> EJERCICIOS PROPUESTOS
**1.** ¿Qué personas se mencionan por su nombre en la reseña de Quemaduras? Enuméralas todas.
**2.** Transcribe literalmente de la reseña de Quemaduras todo lo que va desde "En aquel convento" hasta "algo que quema.".

> TEXTO DE PARTIDA
22 octubre 2017

Quemaduras - Dolores Prato



Edición: Minúscula, 2017 (trad. César Palma, post. Elena Frontaloni)
Páginas: 72
ISBN: 9788494534881
Precio: 9,00 €

No sé si de forma deliberada o por casualidad, la editorial Minúscula ha reunido en su reciente colección micra (libros de bolsillo de verdad) dos títulos de autores italianos de mediados del siglo XX, inéditos en castellano, que tienen en común el hecho de abordar la represión y la hipocresía de la moral católica desde, eso sí, tratamientos literarios y estéticos distintos. Textos breves, concisos y rotundos, que critican la opresión religiosa, tan arraigada en Italia. El primero es Casa ajena (1952), de Silvio D’Arzo (1920-1952), una fábula rural áspera que plantea una pregunta controvertida. El segundo viene de la mano de Dolores Prato (Roma, 1892 – Anzio, 1983), una autora que tardó en publicar a pesar de haber comenzado a escribir muy joven; le costó encontrar su voz, aunque, una vez descubierta, creó obras de un lirismo espléndido. Después de una infancia recluida, cumplió su sueño de estudiar Magisterio y se dedicó a la enseñanza, un logro reseñable en una mujer de la época. Como escritora, cultivó principalmente la poesía, pero en su legado destacan asimismo textos en prosa de corta extensión, como Quemaduras, con el que ganó un premio en 1965, si bien no encontró editor y tuvo que autopublicárselo ella misma en 1967. Más adelante logró publicar en Einaudi, con Natalia Ginzburg como editora, con la que, sin embargo, no terminó de entenderse.

En aquel convento se hablaba mucho de misterios: si los misterios eran celestiales, se hablaba de ellos con serenidad, amplitud y detalle; si los misterios eran terrenales, se hablaba de ellos con nerviosismo y rapidez, más con sobrentendidos que con explicaciones: eran tonos tan huidizos que recordaban el gesto del que toca algo que quema.

Prato, que se crió sin padre y pronto quedó huérfana de madre, pasó muchos años en un internado de monjas, experiencia de la que se sirve para dar forma a Quemaduras. Nos habla una muchacha, interna en dicho colegio, que se debate entre continuar allí, junto a las religiosas, o salir afuera, a estudiar, a mezclarse con lo que percibe como mundo exterior. Las monjas, por supuesto, la incitan a quedarse: mientras que en la sociedad civil podría sufrir las «quemaduras» de la vida terrenal; en el convento estará siempre a salvo. La chiquilla solo tiene un familiar, que tampoco le resuelve las dudas: un tío, afincado en Latinoamérica, que le propone marcharse con él y casarse; ya le ha encontrado un buen partido. La opción del matrimonio, no obstante, no resulta apetecible para una joven inquieta que aspira a convertirse en maestra. Mientras se lo piensa, la protagonista se toma unas vacaciones del internado, pasa unos días en la calle, con una amiga, para averiguar si de veras las quemaduras son tan peligrosas. En la voz de la chica conviven «el yo del pasado que vive y el yo del presente que narra y que ya ha vivido» (p. 63), como lo expresa Elena Frontaloni en su magnífico postfacio, por lo que la mirada inocente del descubrimiento se funde con la agudeza de la mujer madura que reconstruye, con las pinceladas justas, el núcleo, la esencia de aquella etapa.

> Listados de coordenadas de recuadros
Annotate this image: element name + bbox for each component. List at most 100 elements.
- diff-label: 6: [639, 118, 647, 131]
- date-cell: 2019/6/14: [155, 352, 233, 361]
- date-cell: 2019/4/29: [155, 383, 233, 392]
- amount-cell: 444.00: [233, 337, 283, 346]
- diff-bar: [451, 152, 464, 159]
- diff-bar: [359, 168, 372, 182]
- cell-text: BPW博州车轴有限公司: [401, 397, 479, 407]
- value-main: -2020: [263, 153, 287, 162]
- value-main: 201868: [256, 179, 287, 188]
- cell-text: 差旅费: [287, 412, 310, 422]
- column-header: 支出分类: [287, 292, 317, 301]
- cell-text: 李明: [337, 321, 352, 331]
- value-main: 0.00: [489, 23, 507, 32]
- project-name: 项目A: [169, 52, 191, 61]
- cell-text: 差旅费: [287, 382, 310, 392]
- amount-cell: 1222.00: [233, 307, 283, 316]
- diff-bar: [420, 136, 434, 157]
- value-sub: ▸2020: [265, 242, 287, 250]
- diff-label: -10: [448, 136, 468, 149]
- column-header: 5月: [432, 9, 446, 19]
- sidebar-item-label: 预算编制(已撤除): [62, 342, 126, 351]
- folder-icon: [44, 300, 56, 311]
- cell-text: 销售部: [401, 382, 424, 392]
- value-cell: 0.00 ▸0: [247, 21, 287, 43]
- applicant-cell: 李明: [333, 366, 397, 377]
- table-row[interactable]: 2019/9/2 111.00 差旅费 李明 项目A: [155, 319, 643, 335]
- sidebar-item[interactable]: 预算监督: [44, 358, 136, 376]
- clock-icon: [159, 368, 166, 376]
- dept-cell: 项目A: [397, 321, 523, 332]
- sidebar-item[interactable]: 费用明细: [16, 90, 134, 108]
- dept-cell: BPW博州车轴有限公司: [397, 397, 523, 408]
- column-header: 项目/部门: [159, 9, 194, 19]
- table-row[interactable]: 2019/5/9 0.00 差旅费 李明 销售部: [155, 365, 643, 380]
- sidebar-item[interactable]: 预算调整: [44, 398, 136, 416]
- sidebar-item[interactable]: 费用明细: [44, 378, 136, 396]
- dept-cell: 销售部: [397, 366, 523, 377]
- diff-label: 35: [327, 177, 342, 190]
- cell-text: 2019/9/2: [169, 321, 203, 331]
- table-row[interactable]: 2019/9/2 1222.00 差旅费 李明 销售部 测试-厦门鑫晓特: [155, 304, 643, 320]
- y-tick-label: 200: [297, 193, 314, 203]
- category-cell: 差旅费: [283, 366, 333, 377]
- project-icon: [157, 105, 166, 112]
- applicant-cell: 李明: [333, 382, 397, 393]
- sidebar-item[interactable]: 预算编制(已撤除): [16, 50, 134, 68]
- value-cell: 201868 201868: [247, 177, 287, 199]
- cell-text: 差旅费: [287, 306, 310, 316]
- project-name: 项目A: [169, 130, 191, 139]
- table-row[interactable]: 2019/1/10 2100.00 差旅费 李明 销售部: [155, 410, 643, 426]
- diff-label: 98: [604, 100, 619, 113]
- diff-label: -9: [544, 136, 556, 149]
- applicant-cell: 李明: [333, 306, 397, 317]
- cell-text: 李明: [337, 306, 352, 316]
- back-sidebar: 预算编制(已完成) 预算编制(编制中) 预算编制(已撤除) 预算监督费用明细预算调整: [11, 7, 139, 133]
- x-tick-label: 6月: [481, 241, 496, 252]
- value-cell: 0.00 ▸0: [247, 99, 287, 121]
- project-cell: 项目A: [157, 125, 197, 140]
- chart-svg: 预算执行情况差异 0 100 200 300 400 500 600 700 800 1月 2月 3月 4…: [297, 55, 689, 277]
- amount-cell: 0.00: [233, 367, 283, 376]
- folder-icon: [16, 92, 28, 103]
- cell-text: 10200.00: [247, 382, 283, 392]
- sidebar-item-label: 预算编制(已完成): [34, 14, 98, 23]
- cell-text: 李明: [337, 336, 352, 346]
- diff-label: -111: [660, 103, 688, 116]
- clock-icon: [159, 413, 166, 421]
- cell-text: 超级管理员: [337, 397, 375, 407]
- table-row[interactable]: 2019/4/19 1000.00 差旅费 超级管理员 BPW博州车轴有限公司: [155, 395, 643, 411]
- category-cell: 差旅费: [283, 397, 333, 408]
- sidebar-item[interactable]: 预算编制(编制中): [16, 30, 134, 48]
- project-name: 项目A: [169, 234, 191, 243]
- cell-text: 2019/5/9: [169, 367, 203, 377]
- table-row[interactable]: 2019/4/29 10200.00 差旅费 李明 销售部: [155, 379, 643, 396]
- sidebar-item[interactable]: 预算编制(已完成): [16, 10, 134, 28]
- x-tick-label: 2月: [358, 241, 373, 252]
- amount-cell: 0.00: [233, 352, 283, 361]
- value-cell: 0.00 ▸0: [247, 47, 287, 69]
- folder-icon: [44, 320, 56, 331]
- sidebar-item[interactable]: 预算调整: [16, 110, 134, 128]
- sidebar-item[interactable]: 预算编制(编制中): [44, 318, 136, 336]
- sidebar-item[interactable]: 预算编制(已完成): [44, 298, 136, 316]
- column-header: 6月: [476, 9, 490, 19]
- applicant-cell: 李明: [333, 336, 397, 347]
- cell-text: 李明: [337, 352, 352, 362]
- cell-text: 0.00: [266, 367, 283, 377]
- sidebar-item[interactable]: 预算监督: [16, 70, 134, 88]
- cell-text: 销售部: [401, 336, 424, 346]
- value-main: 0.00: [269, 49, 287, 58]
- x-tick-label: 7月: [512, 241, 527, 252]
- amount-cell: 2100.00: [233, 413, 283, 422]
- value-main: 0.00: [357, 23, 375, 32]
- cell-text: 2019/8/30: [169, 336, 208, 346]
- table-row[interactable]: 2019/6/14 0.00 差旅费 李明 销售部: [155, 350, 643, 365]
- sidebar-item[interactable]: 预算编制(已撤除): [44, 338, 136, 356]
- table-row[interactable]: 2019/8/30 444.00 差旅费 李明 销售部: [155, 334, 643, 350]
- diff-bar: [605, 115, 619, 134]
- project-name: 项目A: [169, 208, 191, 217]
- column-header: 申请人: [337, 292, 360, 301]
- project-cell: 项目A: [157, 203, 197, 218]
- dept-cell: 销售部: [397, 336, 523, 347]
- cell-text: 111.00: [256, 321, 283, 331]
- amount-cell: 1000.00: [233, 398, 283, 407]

> RESULTADOS OBTENIDOS
**1.** Dolores Prato, César Palma, Elena Frontaloni, Silvio D'Arzo, Natalia Ginzburg

**2.**
En aquel convento se hablaba mucho de misterios: si los misterios eran celestiales, se hablaba de ellos con serenidad, amplitud y detalle; si los misterios eran terrenales, se hablaba de ellos con nerviosismo y rapidez, más con sobrentendidos que con explicaciones: eran tonos tan huidizos que recordaban el gesto del que toca algo que quema.